- [DIRECTIONS]:
Output every line exactly as written. Leave out pictures.

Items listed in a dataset
****

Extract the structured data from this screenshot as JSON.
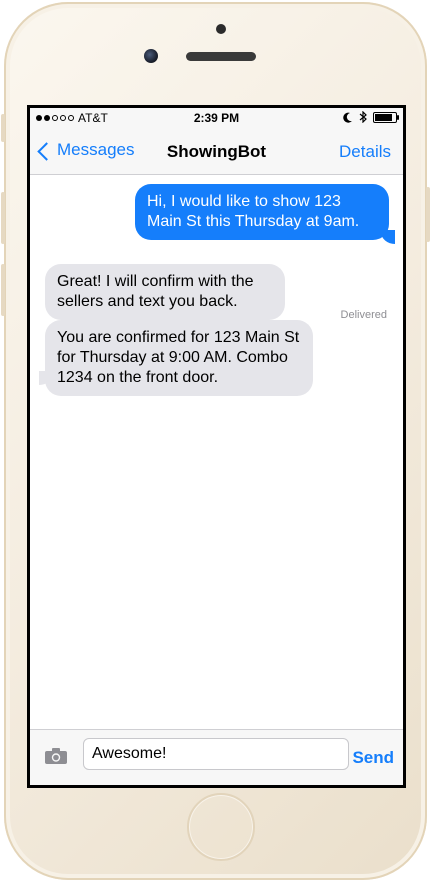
{
  "status_bar": {
    "carrier": "AT&T",
    "time": "2:39 PM",
    "signal_bars_full": 2,
    "signal_bars_total": 5,
    "battery_level": 0.85,
    "icons": [
      "moon-icon",
      "bluetooth-icon",
      "battery-icon"
    ]
  },
  "nav": {
    "back_label": "Messages",
    "title": "ShowingBot",
    "details_label": "Details"
  },
  "messages": [
    {
      "direction": "outgoing",
      "text": "Hi, I would like to show 123 Main St this Thursday at 9am."
    },
    {
      "direction": "incoming",
      "text": "Great! I will confirm with the sellers and text you back."
    },
    {
      "direction": "incoming",
      "text": "You are confirmed for 123 Main St for Thursday at 9:00 AM. Combo 1234 on the front door."
    }
  ],
  "delivered_label": "Delivered",
  "composer": {
    "value": "Awesome!",
    "send_label": "Send",
    "camera_icon": "camera-icon"
  },
  "colors": {
    "accent": "#157efb",
    "incoming_bubble": "#e5e5ea",
    "phone_frame": "#f4ecdf"
  }
}
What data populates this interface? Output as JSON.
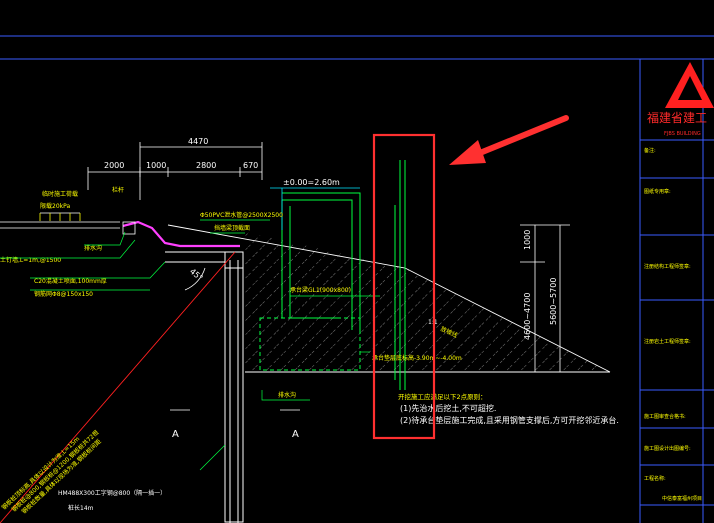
{
  "colors": {
    "background": "#000000",
    "frame": "#3a5bff",
    "dimension": "#ffffff",
    "annotation": "#ffff00",
    "structure": "#00ff40",
    "soil": "#ffffff",
    "pipe": "#ff40ff",
    "red_line": "#ff2020",
    "callout_box": "#ff3030",
    "cyan": "#00e5ff",
    "title_red": "#ff2a2a",
    "logo_red": "#ff2020"
  },
  "dimensions": {
    "total": "4470",
    "seg1": "2000",
    "seg2": "1000",
    "seg3": "2800",
    "seg4": "670",
    "v_top": "1000",
    "v_mid": "4600~4700",
    "v_right": "5600~5700"
  },
  "labels": {
    "level": "±0.00=2.60m",
    "load": "临时施工荷载",
    "load_value": "限载20kPa",
    "railing": "栏杆",
    "pipe_sleeve": "Φ50PVC泄水管@2500X2500",
    "retaining": "挡墙梁顶截面",
    "drain_ditch": "排水沟",
    "anchor": "土钉墙,L=1m,@1500",
    "shotcrete": "C20混凝土喷面,100mm厚",
    "mesh": "钢筋网Φ8@150x150",
    "angle": "45°",
    "beam": "承台梁GL1(900x800)",
    "slope_ratio": "1:1",
    "slope_note": "放坡线",
    "excavation": "承台垫层底标高-3.90m~-4.00m",
    "drain_bottom": "排水沟",
    "pile_long": "HM488X300工字钢@800（隔一插一）",
    "pile_len": "桩长14m",
    "diag_note1": "钢板桩顶标高,具体以设计为准,L=15m",
    "diag_note2": "钢板桩@800,钢板桩@1200,钢板桩共72根",
    "diag_note3": "钢板桩数量,具体以现场为准,钢板桩间距",
    "section_a1": "A",
    "section_a2": "A",
    "note_title": "开挖施工应满足以下2点原则：",
    "note_1": "(1)先治水后挖土,不可超挖.",
    "note_2": "(2)待承台垫层施工完成,且采用钢管支撑后,方可开挖邻近承台."
  },
  "title_block": {
    "company": "福建省建工",
    "company_sub": "FJBS BUILDING",
    "rows": [
      "备注:",
      "图纸专用章:",
      "注册结构工程师签章:",
      "注册岩土工程师签章:",
      "施工图审查合格书:",
      "施工图设计出图编号:",
      "工程名称:",
      "中信泰富福州项目"
    ]
  }
}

****

- [RESPONSE TO THE TASK]:
Extract the structured data from this screenshot as JSON.
{
  "status_bar": {
    "carrier": "AT&T",
    "time": "2:39 PM",
    "signal_bars_full": 2,
    "signal_bars_total": 5,
    "battery_level": 0.85,
    "icons": [
      "moon-icon",
      "bluetooth-icon",
      "battery-icon"
    ]
  },
  "nav": {
    "back_label": "Messages",
    "title": "ShowingBot",
    "details_label": "Details"
  },
  "messages": [
    {
      "direction": "outgoing",
      "text": "Hi, I would like to show 123 Main St this Thursday at 9am."
    },
    {
      "direction": "incoming",
      "text": "Great! I will confirm with the sellers and text you back."
    },
    {
      "direction": "incoming",
      "text": "You are confirmed for 123 Main St for Thursday at 9:00 AM. Combo 1234 on the front door."
    }
  ],
  "delivered_label": "Delivered",
  "composer": {
    "value": "Awesome!",
    "send_label": "Send",
    "camera_icon": "camera-icon"
  },
  "colors": {
    "accent": "#157efb",
    "incoming_bubble": "#e5e5ea",
    "phone_frame": "#f4ecdf"
  }
}
What data populates this interface? Output as JSON.
{
  "colors": {
    "background": "#000000",
    "frame": "#3a5bff",
    "dimension": "#ffffff",
    "annotation": "#ffff00",
    "structure": "#00ff40",
    "soil": "#ffffff",
    "pipe": "#ff40ff",
    "red_line": "#ff2020",
    "callout_box": "#ff3030",
    "cyan": "#00e5ff",
    "title_red": "#ff2a2a",
    "logo_red": "#ff2020"
  },
  "dimensions": {
    "total": "4470",
    "seg1": "2000",
    "seg2": "1000",
    "seg3": "2800",
    "seg4": "670",
    "v_top": "1000",
    "v_mid": "4600~4700",
    "v_right": "5600~5700"
  },
  "labels": {
    "level": "±0.00=2.60m",
    "load": "临时施工荷载",
    "load_value": "限载20kPa",
    "railing": "栏杆",
    "pipe_sleeve": "Φ50PVC泄水管@2500X2500",
    "retaining": "挡墙梁顶截面",
    "drain_ditch": "排水沟",
    "anchor": "土钉墙,L=1m,@1500",
    "shotcrete": "C20混凝土喷面,100mm厚",
    "mesh": "钢筋网Φ8@150x150",
    "angle": "45°",
    "beam": "承台梁GL1(900x800)",
    "slope_ratio": "1:1",
    "slope_note": "放坡线",
    "excavation": "承台垫层底标高-3.90m~-4.00m",
    "drain_bottom": "排水沟",
    "pile_long": "HM488X300工字钢@800（隔一插一）",
    "pile_len": "桩长14m",
    "diag_note1": "钢板桩顶标高,具体以设计为准,L=15m",
    "diag_note2": "钢板桩@800,钢板桩@1200,钢板桩共72根",
    "diag_note3": "钢板桩数量,具体以现场为准,钢板桩间距",
    "section_a1": "A",
    "section_a2": "A",
    "note_title": "开挖施工应满足以下2点原则：",
    "note_1": "(1)先治水后挖土,不可超挖.",
    "note_2": "(2)待承台垫层施工完成,且采用钢管支撑后,方可开挖邻近承台."
  },
  "title_block": {
    "company": "福建省建工",
    "company_sub": "FJBS BUILDING",
    "rows": [
      "备注:",
      "图纸专用章:",
      "注册结构工程师签章:",
      "注册岩土工程师签章:",
      "施工图审查合格书:",
      "施工图设计出图编号:",
      "工程名称:",
      "中信泰富福州项目"
    ]
  }
}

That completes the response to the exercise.